Problem description – Scan the entries below for the word "this" and copy every line where it turns up.

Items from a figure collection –

+-------+

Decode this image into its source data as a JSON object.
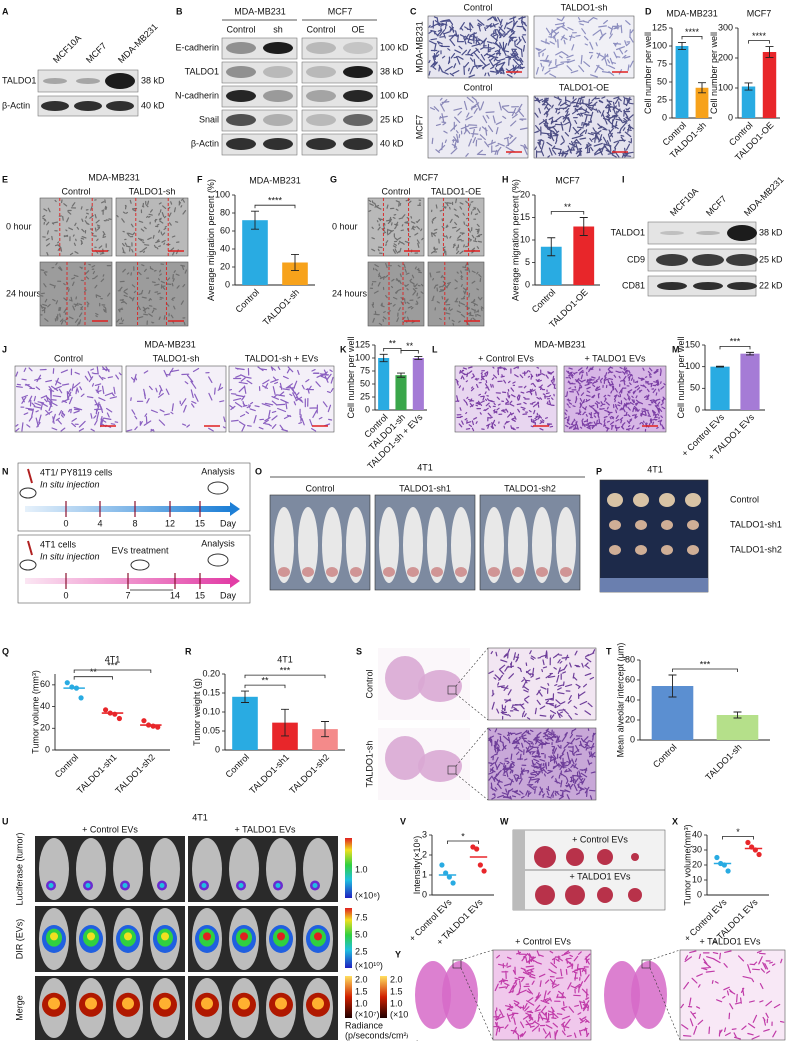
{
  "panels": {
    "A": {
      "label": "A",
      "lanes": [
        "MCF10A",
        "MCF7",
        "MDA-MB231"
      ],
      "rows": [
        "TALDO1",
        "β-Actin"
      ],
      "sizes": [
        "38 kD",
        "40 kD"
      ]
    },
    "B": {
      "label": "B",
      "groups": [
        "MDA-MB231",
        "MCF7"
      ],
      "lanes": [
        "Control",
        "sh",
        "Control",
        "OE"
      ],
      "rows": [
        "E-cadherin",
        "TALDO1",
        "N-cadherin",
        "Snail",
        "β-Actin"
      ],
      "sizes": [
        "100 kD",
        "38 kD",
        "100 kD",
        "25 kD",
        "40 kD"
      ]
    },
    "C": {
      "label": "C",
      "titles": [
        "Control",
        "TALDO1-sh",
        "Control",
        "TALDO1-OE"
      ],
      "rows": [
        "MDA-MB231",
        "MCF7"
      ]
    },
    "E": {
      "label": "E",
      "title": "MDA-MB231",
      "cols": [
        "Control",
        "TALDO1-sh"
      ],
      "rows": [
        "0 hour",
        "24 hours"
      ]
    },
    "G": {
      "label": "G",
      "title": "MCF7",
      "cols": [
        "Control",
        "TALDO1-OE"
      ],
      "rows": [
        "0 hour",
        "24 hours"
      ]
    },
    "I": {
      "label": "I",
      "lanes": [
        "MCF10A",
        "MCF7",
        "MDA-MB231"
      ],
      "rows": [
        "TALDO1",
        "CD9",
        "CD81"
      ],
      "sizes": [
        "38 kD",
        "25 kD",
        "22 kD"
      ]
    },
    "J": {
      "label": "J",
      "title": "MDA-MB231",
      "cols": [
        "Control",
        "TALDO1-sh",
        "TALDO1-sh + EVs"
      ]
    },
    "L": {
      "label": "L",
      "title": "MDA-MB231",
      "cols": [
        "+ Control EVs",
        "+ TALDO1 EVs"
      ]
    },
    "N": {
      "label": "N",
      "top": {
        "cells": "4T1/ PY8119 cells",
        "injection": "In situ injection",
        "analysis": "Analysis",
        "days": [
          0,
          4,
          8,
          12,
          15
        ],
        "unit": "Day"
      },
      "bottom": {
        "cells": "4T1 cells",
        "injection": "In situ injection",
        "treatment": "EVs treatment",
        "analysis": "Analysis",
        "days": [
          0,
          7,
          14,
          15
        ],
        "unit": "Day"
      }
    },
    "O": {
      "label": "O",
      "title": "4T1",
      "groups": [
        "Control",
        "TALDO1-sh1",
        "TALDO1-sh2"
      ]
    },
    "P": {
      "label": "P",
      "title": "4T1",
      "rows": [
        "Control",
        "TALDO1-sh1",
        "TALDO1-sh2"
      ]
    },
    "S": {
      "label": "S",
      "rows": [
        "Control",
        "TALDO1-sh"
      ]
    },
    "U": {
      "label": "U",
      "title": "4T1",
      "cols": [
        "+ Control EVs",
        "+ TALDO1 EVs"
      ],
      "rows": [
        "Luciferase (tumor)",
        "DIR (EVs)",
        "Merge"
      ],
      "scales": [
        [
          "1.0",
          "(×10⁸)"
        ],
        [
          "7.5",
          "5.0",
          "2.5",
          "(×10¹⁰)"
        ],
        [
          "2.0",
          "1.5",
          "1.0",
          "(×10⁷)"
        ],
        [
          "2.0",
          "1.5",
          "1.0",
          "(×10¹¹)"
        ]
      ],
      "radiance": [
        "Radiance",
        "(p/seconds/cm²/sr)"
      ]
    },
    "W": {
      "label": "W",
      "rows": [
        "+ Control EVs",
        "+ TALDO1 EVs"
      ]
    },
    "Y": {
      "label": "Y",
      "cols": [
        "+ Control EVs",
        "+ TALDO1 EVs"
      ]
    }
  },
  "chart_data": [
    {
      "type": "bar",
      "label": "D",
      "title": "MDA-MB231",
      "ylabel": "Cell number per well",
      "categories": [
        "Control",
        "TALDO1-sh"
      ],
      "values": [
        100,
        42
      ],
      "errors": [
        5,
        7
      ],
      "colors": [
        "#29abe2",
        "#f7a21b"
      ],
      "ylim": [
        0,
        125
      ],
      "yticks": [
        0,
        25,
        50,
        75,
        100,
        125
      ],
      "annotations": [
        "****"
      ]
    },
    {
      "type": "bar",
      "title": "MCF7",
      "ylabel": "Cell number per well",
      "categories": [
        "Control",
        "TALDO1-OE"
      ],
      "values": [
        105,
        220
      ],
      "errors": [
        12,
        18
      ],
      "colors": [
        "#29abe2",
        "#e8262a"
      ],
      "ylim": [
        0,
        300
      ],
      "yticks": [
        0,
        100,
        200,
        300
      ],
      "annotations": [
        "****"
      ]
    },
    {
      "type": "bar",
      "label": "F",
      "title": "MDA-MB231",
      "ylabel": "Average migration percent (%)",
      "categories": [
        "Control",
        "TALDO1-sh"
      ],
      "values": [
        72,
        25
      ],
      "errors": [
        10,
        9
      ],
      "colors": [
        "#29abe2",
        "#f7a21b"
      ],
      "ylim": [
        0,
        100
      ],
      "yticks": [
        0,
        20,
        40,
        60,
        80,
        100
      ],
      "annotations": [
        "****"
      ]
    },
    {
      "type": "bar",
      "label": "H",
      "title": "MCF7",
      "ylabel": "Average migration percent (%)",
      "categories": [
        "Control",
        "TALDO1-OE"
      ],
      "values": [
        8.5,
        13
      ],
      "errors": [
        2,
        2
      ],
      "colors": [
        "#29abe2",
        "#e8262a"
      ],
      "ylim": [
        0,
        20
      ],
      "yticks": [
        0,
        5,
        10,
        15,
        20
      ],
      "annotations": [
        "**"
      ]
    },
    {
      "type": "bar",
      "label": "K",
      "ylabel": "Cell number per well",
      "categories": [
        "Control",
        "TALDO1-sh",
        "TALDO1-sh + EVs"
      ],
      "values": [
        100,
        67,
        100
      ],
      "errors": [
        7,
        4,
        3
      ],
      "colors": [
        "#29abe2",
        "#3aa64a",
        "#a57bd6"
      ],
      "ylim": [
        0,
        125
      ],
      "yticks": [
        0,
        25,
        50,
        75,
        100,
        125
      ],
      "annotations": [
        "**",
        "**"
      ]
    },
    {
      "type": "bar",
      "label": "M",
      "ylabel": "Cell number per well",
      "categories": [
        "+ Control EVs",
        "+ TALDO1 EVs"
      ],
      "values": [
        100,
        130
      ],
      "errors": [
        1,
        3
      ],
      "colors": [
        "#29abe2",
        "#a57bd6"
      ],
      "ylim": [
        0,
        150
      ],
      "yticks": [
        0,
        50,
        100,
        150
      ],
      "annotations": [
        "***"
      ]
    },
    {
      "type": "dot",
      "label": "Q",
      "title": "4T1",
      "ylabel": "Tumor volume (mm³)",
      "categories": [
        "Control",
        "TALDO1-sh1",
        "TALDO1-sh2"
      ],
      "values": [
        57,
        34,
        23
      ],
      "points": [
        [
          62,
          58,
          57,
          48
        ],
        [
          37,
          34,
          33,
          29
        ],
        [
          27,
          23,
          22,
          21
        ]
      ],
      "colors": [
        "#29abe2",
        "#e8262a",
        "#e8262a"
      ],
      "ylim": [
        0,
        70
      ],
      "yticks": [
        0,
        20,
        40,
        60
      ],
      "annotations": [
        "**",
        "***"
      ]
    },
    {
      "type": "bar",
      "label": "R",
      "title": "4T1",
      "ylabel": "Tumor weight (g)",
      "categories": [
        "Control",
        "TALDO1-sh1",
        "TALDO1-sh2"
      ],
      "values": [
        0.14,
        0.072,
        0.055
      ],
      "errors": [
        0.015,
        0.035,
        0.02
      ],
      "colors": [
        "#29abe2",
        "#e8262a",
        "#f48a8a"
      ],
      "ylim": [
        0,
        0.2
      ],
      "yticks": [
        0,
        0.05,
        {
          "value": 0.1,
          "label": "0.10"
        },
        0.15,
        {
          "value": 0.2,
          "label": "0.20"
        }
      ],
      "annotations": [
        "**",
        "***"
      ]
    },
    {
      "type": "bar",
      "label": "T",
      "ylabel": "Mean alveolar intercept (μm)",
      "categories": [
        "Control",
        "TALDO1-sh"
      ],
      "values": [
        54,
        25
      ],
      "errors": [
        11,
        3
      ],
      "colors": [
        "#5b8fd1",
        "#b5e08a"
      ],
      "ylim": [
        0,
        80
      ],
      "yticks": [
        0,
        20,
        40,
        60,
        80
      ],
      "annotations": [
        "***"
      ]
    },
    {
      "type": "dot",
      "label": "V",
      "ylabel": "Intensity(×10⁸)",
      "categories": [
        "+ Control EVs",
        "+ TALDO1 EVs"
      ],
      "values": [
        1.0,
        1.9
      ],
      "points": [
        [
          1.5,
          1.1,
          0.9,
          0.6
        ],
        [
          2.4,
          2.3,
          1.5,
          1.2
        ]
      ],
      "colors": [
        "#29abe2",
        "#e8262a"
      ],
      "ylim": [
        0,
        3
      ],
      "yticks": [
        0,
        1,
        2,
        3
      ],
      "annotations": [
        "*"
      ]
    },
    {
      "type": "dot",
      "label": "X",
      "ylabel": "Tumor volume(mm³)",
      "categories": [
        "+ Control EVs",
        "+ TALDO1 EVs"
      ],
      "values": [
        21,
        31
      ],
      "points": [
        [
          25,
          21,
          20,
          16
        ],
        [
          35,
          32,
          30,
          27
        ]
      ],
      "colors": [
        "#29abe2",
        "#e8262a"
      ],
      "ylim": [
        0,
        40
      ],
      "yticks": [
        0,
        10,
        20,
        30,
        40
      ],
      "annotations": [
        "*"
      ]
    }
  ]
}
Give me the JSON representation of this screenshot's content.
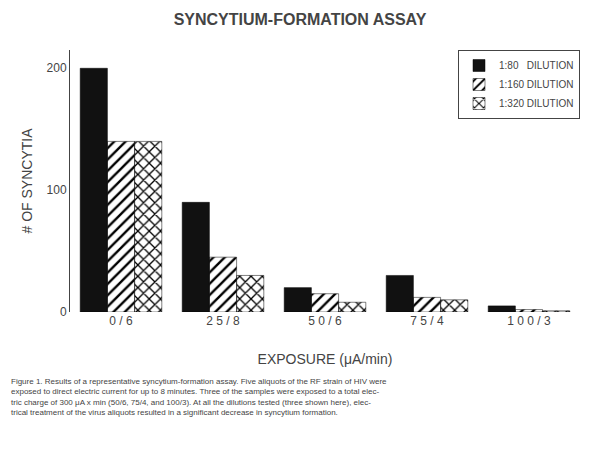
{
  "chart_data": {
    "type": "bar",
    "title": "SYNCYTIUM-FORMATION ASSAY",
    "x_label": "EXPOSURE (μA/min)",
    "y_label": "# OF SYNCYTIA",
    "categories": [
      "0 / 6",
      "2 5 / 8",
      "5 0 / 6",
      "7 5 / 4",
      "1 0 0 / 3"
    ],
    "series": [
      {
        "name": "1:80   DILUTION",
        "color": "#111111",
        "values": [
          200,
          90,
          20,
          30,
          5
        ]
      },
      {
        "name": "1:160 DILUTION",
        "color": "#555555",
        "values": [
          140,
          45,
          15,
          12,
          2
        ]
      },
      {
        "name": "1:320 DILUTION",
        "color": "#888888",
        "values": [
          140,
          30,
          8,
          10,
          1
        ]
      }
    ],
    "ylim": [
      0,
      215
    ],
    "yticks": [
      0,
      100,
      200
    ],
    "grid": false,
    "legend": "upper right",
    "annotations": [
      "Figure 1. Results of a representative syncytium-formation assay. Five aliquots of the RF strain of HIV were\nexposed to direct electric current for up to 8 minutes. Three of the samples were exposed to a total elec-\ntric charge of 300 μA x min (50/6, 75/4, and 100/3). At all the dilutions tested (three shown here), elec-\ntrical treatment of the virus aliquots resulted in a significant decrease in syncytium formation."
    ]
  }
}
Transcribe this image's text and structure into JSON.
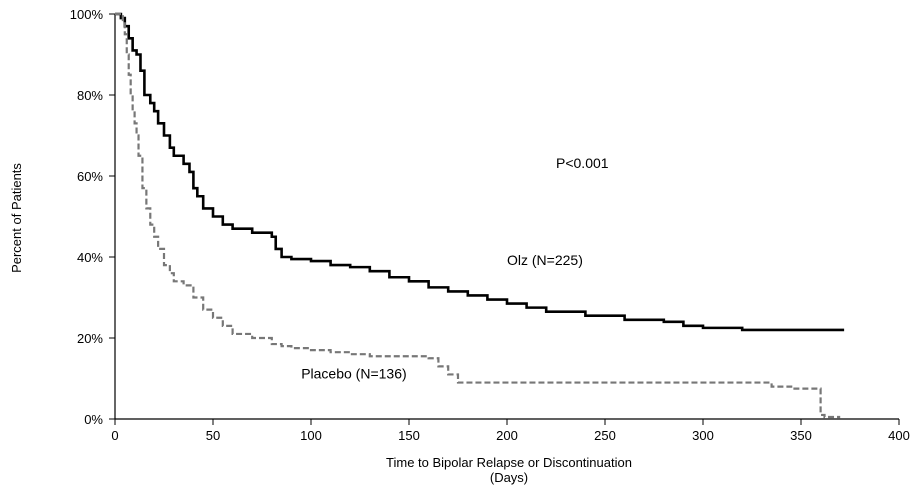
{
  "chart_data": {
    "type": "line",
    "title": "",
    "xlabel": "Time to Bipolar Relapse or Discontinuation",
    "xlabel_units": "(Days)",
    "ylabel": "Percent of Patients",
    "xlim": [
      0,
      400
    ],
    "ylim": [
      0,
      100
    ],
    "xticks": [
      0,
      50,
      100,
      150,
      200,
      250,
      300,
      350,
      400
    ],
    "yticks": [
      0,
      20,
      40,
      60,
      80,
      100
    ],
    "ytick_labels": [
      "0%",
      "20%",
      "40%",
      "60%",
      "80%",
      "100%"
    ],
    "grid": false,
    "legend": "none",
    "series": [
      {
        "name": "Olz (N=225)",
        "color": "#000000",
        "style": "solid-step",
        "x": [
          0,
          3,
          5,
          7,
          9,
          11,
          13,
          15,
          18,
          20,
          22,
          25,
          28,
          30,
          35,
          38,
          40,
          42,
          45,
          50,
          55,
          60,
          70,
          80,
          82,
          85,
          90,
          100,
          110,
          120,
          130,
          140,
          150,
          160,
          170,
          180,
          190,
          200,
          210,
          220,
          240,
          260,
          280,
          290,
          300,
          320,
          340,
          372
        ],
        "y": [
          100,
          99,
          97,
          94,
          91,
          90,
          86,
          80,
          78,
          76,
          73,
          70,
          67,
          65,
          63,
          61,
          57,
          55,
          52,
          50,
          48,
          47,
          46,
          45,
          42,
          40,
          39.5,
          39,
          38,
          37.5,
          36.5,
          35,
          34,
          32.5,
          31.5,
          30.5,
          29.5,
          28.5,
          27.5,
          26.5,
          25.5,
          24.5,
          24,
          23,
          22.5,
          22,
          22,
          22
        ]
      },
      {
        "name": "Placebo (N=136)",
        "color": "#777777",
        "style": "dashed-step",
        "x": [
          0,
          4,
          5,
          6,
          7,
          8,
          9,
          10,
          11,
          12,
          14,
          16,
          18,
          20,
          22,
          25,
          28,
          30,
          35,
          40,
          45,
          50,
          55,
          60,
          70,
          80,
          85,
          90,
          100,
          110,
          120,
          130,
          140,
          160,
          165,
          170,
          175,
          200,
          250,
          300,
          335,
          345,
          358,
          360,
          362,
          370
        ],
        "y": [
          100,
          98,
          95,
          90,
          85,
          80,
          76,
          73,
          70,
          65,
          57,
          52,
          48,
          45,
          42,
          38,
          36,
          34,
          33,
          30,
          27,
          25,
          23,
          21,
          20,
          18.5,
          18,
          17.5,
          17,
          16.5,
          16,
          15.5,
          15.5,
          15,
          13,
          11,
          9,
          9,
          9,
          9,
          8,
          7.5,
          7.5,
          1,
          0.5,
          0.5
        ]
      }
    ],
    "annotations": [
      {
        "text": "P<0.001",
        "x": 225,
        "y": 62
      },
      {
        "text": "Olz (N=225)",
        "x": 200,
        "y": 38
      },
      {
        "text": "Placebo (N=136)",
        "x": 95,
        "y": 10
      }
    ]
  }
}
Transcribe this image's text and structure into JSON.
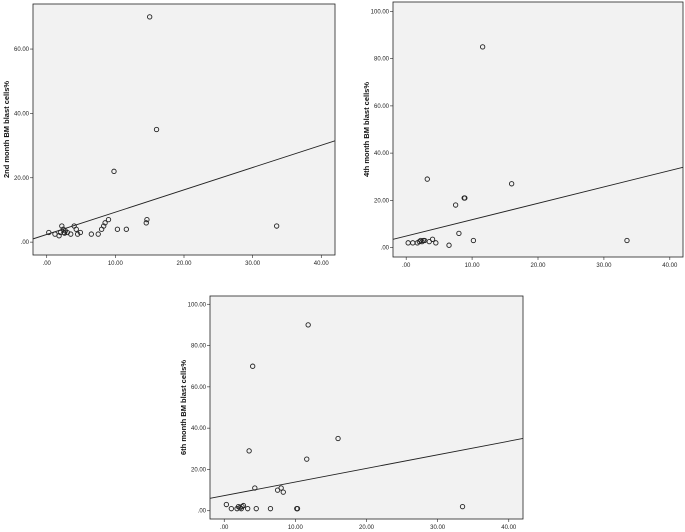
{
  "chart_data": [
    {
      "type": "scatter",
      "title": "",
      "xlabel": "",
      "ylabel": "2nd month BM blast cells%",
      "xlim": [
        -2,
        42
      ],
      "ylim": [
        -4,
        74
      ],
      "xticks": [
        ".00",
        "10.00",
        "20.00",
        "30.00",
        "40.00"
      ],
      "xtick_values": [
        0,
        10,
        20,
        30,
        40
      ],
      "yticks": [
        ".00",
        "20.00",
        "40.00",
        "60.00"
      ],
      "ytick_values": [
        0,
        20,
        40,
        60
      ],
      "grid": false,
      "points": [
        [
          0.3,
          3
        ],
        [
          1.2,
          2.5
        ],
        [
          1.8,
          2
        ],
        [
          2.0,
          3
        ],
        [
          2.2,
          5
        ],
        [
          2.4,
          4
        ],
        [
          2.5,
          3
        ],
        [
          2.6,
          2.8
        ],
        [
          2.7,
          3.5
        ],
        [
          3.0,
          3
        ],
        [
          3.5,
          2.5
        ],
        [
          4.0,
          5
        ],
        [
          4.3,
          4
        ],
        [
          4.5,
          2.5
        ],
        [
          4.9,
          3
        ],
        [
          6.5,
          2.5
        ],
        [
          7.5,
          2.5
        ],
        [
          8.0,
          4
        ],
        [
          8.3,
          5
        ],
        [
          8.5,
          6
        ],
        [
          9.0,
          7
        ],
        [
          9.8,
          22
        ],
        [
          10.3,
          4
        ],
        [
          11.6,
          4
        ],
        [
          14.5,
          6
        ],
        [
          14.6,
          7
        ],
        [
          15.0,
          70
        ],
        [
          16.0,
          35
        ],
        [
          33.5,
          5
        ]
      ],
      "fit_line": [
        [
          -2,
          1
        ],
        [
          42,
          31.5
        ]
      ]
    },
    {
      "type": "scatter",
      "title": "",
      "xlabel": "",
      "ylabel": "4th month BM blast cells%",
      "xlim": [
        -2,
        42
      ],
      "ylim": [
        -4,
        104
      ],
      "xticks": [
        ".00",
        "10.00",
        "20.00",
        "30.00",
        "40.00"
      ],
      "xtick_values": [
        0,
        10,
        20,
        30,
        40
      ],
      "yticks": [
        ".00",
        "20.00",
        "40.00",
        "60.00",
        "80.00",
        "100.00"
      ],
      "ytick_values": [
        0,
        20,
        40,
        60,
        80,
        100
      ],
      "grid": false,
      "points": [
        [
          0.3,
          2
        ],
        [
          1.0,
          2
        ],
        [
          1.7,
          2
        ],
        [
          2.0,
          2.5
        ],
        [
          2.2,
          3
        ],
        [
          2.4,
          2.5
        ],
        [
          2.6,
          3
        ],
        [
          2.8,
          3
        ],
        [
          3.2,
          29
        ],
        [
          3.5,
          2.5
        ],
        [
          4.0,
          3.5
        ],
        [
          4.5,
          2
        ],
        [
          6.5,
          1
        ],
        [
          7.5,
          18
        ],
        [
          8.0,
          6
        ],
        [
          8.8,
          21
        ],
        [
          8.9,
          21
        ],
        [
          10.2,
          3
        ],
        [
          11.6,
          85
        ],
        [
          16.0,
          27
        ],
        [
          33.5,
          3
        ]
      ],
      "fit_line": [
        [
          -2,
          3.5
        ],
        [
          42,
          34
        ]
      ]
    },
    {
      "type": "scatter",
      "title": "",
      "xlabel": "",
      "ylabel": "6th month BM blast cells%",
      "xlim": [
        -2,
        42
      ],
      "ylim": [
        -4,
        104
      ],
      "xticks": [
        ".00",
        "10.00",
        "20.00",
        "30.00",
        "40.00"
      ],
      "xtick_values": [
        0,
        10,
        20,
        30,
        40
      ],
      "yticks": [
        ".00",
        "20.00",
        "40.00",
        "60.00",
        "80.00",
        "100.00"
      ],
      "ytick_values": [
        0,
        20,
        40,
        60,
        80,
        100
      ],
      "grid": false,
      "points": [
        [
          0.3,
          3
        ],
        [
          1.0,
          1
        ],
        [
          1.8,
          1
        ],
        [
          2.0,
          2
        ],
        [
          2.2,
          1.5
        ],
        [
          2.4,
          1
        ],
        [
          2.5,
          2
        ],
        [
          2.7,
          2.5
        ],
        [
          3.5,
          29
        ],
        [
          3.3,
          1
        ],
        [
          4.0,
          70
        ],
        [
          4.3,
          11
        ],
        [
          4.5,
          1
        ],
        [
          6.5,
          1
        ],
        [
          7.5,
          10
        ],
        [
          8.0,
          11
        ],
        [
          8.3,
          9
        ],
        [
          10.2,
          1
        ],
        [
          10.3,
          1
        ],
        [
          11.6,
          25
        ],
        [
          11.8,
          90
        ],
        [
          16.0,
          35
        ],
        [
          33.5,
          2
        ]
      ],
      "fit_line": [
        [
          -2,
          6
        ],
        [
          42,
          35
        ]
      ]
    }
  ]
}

+-------+

Solution to the problem –
Decode this image into its source data as a JSON object.
Give me the JSON representation of this screenshot's content.
Transcribe this image's text and structure into JSON.
Transcribe this image's text and structure into JSON.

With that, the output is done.